• SHORT TASK:
Filter the records below for the word "lists". Copy each line that holds it.

####

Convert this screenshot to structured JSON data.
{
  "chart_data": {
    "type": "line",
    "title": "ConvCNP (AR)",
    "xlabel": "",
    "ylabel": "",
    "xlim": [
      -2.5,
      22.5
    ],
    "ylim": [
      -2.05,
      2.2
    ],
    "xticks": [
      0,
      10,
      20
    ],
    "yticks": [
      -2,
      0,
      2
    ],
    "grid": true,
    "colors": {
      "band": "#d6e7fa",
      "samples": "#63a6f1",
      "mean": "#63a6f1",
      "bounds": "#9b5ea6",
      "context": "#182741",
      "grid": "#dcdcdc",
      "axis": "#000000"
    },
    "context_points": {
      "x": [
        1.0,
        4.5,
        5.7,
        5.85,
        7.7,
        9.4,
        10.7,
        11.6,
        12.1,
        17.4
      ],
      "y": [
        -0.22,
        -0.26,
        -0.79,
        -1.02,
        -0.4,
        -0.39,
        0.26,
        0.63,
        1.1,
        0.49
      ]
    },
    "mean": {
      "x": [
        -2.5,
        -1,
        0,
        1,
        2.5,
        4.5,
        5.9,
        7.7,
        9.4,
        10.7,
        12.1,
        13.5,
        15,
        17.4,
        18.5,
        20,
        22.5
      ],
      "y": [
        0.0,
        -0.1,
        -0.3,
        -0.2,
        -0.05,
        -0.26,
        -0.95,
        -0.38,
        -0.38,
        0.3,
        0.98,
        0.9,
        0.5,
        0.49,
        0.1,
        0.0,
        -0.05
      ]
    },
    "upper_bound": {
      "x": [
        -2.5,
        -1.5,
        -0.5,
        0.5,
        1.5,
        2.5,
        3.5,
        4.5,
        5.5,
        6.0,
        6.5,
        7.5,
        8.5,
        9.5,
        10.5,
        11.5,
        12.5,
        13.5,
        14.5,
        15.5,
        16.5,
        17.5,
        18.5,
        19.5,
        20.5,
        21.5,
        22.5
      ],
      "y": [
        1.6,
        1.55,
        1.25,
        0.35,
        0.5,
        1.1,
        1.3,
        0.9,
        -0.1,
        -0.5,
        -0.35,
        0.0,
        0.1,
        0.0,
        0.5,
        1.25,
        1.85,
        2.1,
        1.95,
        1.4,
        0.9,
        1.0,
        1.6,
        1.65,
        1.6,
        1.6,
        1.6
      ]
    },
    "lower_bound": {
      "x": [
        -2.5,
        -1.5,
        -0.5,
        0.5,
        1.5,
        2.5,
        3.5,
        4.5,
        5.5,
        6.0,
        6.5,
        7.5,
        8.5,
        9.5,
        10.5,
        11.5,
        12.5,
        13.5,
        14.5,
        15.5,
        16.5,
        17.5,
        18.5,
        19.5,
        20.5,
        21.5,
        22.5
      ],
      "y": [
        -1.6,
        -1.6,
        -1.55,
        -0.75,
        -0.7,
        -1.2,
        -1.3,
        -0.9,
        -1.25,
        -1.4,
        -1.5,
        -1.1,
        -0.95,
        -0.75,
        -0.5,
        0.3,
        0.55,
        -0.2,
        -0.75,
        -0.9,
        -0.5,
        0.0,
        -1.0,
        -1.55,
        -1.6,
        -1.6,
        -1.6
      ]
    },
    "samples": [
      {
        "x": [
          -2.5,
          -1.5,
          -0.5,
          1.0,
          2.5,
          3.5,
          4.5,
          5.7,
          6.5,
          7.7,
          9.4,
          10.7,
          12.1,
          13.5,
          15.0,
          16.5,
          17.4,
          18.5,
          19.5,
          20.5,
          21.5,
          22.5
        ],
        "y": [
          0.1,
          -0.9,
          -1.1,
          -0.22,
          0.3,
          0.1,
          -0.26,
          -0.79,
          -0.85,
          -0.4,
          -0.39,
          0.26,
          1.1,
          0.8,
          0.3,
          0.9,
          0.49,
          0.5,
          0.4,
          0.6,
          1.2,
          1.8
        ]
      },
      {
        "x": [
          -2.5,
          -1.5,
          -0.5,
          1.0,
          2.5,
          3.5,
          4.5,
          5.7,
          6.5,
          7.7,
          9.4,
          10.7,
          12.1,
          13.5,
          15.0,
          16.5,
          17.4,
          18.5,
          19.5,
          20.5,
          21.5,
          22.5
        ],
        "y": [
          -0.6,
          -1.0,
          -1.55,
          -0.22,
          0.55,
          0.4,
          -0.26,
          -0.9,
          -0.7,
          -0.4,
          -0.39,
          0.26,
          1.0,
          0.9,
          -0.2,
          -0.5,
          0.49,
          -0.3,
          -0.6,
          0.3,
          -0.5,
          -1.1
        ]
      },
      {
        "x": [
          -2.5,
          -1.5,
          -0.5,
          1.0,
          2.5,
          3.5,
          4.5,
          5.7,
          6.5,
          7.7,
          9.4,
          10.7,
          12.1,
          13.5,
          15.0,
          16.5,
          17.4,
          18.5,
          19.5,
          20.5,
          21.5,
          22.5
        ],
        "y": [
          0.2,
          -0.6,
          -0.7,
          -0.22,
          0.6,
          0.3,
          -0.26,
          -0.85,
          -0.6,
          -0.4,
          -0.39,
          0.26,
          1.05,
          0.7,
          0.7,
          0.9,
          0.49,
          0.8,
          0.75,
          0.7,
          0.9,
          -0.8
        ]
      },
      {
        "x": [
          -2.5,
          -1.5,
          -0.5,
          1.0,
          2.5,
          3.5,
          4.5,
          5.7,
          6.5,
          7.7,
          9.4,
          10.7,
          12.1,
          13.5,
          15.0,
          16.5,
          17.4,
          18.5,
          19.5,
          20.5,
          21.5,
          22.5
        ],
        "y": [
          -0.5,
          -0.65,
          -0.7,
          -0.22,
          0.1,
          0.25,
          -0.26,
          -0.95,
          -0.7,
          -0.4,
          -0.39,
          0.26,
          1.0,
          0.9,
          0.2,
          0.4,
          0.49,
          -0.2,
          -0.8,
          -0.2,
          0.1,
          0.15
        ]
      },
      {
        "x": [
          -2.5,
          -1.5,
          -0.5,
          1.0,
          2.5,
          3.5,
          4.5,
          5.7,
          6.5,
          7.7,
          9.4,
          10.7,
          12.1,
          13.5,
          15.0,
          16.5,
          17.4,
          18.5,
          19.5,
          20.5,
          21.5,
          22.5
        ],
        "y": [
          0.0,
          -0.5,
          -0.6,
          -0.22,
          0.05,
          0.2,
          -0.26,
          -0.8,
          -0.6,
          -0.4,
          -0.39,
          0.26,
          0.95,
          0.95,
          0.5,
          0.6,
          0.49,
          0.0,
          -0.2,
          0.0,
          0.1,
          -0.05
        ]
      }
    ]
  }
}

####

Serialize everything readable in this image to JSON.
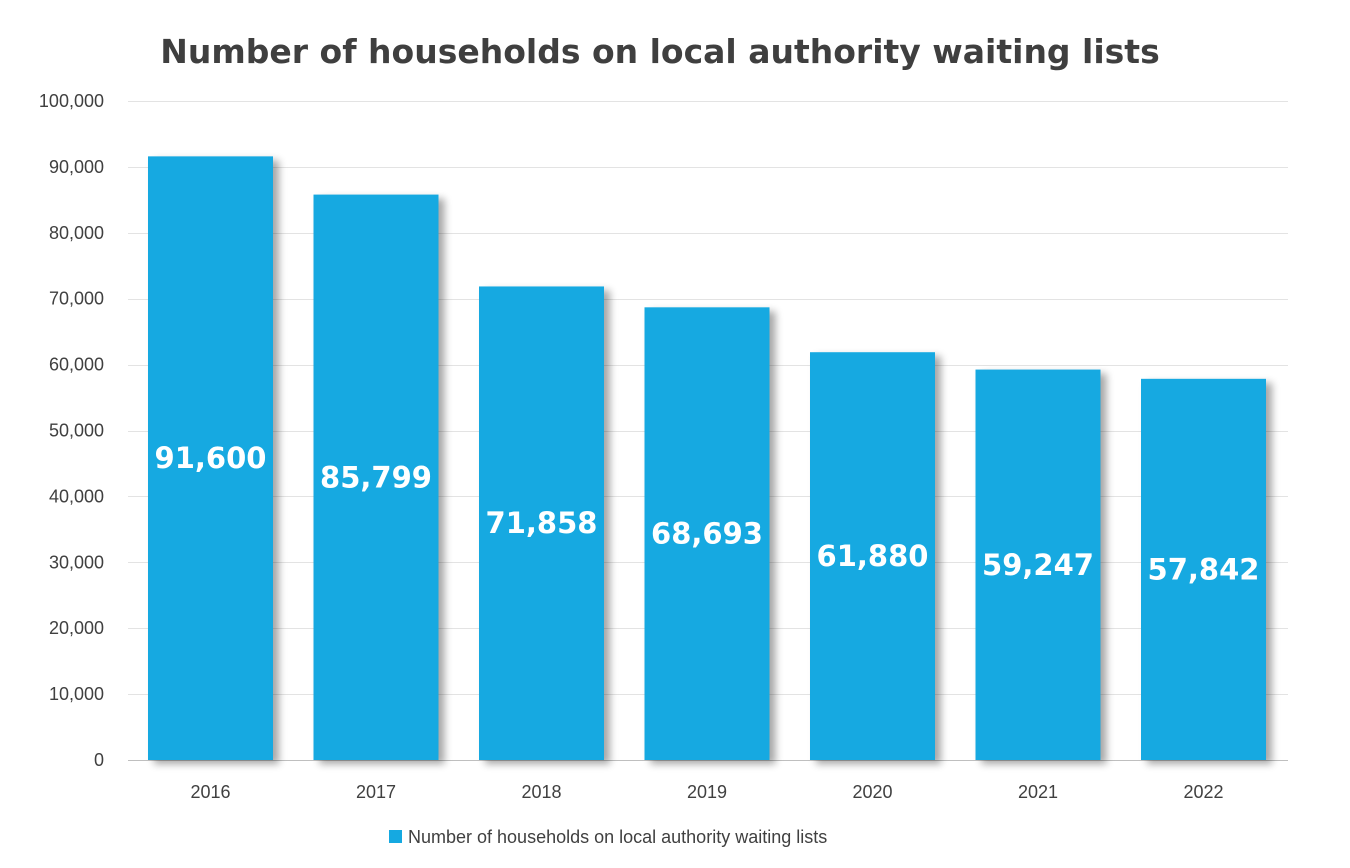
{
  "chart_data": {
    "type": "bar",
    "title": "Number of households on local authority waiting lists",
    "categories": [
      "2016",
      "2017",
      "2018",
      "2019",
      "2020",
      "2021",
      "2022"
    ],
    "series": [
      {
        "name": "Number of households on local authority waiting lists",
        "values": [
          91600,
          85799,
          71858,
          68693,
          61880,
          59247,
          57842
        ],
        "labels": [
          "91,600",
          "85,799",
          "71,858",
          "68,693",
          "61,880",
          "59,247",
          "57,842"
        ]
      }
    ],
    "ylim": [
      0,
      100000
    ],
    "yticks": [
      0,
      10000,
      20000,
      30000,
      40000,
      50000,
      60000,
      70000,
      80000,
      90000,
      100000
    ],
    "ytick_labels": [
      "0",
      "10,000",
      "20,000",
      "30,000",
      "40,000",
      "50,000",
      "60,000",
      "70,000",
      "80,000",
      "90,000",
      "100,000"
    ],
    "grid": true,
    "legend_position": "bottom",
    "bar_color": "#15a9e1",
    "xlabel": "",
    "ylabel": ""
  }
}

####

• EXPECTED ANSWER:
    "title": "Number of households on local authority waiting lists",
        "name": "Number of households on local authority waiting lists",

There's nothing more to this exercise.